───── Available records

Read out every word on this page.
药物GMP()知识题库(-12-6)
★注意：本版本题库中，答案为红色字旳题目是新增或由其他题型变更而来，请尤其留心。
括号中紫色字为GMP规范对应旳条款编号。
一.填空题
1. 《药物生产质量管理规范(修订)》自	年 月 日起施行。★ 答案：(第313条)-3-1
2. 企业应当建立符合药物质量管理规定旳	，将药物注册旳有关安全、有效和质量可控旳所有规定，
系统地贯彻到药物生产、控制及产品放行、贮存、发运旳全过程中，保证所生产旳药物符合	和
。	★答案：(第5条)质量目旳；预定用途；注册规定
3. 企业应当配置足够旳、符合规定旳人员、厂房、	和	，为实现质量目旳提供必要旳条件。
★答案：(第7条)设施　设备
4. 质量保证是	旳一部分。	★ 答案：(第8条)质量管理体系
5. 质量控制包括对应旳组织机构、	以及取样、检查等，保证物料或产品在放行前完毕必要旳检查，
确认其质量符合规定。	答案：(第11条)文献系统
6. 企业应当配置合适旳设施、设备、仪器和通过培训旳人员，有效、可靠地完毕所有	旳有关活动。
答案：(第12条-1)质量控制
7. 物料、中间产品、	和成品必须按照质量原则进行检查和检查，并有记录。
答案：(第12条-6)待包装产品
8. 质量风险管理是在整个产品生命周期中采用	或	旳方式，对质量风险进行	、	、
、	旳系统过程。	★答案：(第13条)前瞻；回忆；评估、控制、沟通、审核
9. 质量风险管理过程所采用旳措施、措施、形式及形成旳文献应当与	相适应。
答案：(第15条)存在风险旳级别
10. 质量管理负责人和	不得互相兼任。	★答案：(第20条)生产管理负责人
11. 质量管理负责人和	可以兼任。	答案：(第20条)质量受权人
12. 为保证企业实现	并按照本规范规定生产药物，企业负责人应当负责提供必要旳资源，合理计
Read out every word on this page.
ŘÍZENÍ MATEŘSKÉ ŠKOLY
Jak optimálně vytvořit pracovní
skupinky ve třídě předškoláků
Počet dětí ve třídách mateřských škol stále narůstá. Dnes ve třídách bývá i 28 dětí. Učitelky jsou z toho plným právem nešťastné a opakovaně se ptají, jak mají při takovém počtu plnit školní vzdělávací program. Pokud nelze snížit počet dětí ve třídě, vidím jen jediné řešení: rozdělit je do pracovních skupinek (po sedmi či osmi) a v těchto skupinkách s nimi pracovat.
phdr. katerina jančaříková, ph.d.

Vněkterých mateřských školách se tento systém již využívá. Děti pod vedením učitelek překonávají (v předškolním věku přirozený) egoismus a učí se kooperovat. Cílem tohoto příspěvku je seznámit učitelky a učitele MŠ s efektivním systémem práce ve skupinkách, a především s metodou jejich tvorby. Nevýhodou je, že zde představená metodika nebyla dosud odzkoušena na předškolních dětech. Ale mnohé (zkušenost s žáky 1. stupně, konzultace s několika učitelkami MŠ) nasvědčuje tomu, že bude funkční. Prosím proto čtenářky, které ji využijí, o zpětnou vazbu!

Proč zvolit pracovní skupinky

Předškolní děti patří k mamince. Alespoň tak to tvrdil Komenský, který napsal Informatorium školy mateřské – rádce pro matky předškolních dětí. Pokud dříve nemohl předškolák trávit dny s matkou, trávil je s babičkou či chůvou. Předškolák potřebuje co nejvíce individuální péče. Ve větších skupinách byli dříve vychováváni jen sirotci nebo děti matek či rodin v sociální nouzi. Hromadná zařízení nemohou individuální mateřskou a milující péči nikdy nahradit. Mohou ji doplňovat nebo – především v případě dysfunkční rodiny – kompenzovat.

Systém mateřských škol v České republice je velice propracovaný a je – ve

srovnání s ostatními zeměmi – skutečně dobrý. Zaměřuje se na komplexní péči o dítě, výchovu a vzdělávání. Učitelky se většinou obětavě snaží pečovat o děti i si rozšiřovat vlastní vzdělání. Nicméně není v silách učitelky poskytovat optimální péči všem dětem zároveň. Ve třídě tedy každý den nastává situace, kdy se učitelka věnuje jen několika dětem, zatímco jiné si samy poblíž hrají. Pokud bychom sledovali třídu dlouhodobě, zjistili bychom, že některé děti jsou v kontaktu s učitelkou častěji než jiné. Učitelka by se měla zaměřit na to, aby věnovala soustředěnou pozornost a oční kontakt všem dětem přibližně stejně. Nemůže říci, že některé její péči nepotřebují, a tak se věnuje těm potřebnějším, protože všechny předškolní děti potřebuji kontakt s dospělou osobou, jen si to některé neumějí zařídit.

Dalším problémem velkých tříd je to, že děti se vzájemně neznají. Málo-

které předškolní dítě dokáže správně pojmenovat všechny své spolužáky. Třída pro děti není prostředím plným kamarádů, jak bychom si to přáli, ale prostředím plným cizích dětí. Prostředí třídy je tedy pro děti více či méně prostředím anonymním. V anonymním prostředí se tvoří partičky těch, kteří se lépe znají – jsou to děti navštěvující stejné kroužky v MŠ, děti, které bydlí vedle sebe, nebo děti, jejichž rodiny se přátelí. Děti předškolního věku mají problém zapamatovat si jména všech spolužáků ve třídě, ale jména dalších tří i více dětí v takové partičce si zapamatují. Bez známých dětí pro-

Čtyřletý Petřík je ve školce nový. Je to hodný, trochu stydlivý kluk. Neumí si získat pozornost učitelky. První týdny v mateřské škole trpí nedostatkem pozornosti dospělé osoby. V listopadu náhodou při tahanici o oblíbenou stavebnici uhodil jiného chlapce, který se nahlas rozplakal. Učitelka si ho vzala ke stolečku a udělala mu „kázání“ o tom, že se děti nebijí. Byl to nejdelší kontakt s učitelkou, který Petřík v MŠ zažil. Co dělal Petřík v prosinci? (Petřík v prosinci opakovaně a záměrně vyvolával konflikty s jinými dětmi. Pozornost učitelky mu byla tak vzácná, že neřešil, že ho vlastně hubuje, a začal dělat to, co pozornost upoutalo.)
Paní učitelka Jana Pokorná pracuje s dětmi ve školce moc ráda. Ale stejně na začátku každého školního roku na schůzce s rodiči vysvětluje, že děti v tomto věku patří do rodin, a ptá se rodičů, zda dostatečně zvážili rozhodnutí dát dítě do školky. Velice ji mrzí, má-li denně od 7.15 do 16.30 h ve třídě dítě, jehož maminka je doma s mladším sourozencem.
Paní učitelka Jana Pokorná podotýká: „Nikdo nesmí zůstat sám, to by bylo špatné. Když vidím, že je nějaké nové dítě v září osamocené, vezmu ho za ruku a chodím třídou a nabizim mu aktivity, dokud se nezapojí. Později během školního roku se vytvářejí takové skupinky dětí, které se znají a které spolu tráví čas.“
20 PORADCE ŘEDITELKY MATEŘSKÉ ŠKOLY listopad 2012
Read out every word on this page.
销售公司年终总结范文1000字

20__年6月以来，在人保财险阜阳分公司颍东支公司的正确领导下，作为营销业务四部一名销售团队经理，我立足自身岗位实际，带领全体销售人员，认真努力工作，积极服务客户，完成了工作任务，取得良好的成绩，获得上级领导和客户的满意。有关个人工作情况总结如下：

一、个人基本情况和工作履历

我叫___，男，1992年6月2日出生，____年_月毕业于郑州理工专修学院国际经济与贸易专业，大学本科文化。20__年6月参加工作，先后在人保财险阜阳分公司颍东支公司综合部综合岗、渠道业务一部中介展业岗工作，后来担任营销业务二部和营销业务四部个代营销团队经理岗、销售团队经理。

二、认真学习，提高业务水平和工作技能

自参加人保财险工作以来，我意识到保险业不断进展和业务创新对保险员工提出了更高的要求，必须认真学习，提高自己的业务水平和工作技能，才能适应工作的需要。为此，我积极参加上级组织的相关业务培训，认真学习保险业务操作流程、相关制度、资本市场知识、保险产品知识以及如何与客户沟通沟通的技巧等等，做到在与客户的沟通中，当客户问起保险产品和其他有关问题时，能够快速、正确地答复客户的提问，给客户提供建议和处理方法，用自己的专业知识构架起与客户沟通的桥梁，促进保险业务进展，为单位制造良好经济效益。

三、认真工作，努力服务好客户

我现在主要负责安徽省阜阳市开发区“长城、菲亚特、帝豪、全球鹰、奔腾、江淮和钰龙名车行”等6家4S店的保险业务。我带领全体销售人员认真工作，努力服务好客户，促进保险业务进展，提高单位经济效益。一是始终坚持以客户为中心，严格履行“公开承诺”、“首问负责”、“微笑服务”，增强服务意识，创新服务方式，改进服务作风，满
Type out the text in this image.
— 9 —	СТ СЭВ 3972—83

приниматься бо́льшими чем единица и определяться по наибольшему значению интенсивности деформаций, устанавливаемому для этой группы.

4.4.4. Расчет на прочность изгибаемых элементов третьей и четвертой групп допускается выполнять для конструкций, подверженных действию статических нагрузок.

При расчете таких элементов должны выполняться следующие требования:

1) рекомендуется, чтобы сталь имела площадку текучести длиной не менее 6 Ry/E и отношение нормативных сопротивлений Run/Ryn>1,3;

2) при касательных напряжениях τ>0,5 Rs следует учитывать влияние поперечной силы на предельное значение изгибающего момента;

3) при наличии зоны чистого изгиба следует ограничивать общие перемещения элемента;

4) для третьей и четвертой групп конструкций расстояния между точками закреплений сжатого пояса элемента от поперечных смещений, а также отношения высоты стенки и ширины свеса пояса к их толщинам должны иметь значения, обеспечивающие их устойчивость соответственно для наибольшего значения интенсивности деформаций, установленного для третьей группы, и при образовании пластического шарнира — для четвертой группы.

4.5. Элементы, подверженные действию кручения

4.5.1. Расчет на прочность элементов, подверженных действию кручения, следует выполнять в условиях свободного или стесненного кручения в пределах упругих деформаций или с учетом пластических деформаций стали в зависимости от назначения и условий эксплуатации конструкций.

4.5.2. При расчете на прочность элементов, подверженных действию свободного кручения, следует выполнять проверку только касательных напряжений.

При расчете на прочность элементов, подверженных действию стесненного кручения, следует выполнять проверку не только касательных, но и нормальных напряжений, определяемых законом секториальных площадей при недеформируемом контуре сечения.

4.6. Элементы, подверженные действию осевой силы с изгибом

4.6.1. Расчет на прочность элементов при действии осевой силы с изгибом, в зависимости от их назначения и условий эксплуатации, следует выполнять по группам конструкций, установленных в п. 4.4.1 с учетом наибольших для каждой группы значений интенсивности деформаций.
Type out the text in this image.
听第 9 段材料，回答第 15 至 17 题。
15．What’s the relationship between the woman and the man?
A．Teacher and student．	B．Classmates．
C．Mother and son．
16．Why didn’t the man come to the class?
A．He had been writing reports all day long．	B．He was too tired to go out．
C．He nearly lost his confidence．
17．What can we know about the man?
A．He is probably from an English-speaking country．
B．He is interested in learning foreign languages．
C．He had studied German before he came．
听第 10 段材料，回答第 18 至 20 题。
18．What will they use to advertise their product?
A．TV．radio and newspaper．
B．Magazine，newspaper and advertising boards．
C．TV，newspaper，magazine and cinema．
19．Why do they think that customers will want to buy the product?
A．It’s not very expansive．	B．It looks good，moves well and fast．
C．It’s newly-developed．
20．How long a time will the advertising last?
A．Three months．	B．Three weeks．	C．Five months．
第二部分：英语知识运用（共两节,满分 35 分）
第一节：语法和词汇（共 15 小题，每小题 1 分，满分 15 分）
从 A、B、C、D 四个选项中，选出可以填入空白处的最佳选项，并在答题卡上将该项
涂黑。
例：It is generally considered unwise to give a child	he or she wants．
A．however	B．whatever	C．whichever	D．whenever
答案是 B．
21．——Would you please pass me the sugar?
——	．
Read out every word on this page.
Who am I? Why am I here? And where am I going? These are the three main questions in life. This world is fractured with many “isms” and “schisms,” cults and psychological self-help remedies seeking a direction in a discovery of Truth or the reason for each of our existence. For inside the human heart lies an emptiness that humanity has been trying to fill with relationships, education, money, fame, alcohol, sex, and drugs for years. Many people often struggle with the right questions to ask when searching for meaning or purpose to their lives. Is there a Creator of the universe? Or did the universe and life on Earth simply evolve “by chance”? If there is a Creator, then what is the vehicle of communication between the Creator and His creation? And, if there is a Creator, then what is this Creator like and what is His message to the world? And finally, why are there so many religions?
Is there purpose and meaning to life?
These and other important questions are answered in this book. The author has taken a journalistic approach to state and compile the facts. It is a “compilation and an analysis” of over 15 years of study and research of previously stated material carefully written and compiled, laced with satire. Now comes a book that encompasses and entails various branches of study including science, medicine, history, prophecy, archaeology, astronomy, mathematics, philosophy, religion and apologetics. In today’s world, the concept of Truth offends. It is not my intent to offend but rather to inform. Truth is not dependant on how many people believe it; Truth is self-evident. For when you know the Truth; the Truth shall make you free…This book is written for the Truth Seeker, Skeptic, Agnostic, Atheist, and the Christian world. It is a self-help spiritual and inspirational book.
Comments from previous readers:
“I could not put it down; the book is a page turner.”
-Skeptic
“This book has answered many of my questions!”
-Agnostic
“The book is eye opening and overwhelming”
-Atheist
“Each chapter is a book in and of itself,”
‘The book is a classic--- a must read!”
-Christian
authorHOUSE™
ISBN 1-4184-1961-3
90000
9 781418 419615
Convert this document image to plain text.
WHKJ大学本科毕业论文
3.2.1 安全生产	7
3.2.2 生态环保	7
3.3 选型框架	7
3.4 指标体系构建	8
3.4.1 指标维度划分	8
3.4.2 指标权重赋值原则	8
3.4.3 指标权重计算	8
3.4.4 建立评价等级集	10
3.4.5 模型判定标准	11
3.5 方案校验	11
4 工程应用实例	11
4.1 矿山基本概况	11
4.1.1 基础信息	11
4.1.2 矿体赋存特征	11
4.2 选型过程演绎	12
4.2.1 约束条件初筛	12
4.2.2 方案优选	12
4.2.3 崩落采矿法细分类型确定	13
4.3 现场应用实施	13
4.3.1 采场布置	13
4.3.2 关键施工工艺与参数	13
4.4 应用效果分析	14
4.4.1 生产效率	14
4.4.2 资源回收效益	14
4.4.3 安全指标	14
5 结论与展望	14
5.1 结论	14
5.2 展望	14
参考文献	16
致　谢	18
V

──────────

* _Work to complete_:
Reproduce, word for word, every line starting at the line that contains "Convert this document image to plain text." and ending with the final line of the entries.

* _Exercise answer_:
Convert this document image to plain text.
WHKJ大学本科毕业论文
3.2.1 安全生产	7
3.2.2 生态环保	7
3.3 选型框架	7
3.4 指标体系构建	8
3.4.1 指标维度划分	8
3.4.2 指标权重赋值原则	8
3.4.3 指标权重计算	8
3.4.4 建立评价等级集	10
3.4.5 模型判定标准	11
3.5 方案校验	11
4 工程应用实例	11
4.1 矿山基本概况	11
4.1.1 基础信息	11
4.1.2 矿体赋存特征	11
4.2 选型过程演绎	12
4.2.1 约束条件初筛	12
4.2.2 方案优选	12
4.2.3 崩落采矿法细分类型确定	13
4.3 现场应用实施	13
4.3.1 采场布置	13
4.3.2 关键施工工艺与参数	13
4.4 应用效果分析	14
4.4.1 生产效率	14
4.4.2 资源回收效益	14
4.4.3 安全指标	14
5 结论与展望	14
5.1 结论	14
5.2 展望	14
参考文献	16
致　谢	18
V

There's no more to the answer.